--- Start of Input rows ---

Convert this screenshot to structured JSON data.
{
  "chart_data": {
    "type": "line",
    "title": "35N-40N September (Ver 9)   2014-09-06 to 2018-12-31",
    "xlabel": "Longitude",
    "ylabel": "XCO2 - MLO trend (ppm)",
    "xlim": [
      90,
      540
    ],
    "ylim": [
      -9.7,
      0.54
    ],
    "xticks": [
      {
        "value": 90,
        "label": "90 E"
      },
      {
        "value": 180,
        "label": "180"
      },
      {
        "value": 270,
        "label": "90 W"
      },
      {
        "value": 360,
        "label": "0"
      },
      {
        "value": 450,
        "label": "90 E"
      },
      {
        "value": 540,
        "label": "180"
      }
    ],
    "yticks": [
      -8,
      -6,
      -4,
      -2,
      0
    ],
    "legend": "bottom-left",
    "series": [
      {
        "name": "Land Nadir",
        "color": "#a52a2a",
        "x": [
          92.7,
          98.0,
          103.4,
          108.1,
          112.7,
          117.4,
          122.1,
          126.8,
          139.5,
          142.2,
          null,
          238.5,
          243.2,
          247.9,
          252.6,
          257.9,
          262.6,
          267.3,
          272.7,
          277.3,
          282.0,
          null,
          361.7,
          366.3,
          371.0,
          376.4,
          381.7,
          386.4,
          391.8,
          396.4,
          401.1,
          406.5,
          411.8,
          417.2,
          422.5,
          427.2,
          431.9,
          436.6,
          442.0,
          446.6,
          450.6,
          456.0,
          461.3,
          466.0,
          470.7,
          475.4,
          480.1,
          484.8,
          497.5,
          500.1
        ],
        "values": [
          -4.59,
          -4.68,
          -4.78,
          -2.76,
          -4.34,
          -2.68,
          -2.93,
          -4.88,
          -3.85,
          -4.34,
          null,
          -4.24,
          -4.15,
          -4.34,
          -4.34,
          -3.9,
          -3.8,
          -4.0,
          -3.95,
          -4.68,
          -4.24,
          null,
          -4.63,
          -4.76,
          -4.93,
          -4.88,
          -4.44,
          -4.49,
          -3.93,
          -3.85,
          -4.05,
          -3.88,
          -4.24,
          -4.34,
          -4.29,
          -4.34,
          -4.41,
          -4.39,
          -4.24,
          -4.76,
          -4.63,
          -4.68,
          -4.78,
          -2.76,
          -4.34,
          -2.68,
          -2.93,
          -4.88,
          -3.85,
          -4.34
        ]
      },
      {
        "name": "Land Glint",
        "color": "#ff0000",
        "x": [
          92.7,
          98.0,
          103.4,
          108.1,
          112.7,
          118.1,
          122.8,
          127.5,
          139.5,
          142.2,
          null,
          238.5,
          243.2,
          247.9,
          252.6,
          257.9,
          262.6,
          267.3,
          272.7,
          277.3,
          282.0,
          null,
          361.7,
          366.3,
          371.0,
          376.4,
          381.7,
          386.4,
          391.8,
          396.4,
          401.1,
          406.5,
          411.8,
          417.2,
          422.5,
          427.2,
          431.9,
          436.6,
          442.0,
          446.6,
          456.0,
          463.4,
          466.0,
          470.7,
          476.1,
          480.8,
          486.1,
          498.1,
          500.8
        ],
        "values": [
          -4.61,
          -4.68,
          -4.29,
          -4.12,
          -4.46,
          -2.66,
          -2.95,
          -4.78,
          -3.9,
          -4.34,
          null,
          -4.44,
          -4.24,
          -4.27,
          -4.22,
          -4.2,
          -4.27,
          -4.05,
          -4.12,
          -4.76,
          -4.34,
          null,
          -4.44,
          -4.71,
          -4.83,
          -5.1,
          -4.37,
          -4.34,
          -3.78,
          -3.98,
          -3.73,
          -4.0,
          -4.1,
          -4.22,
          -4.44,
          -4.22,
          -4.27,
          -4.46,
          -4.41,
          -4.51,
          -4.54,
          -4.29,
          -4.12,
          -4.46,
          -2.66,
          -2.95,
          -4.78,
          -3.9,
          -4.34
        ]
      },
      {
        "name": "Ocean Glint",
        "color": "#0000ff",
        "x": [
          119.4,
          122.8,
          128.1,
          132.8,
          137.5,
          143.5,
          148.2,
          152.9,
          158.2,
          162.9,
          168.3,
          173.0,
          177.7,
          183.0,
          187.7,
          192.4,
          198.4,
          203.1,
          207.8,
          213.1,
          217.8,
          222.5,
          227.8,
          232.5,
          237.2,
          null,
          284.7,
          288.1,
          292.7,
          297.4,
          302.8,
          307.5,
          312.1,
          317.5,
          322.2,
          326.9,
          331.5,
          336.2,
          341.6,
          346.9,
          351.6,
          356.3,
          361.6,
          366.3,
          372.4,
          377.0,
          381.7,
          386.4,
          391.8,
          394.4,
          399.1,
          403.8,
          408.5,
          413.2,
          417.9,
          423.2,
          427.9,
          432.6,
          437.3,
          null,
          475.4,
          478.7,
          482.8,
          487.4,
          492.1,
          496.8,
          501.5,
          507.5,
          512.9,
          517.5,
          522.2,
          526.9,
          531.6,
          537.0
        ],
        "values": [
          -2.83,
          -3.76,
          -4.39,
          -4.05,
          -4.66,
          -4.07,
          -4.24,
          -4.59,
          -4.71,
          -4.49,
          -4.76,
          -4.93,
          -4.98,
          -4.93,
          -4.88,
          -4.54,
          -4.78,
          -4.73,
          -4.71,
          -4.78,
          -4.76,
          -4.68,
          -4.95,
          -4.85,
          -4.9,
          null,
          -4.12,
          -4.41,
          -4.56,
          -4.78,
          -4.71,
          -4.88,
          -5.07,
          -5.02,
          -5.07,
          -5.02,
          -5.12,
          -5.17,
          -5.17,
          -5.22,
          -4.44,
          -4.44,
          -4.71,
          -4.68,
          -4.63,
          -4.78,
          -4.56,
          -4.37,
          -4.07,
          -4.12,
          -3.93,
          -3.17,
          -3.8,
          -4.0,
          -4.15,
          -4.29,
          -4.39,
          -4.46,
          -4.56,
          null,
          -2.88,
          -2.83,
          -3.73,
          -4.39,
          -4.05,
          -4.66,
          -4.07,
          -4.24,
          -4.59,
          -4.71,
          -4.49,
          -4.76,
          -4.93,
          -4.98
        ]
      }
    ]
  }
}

--- End of Input rows ---

*Goal:* Using the listing above, show every line that includes the string "name".

*Reply to the exercise:*
        "name": "Land Nadir",
        "name": "Land Glint",
        "name": "Ocean Glint",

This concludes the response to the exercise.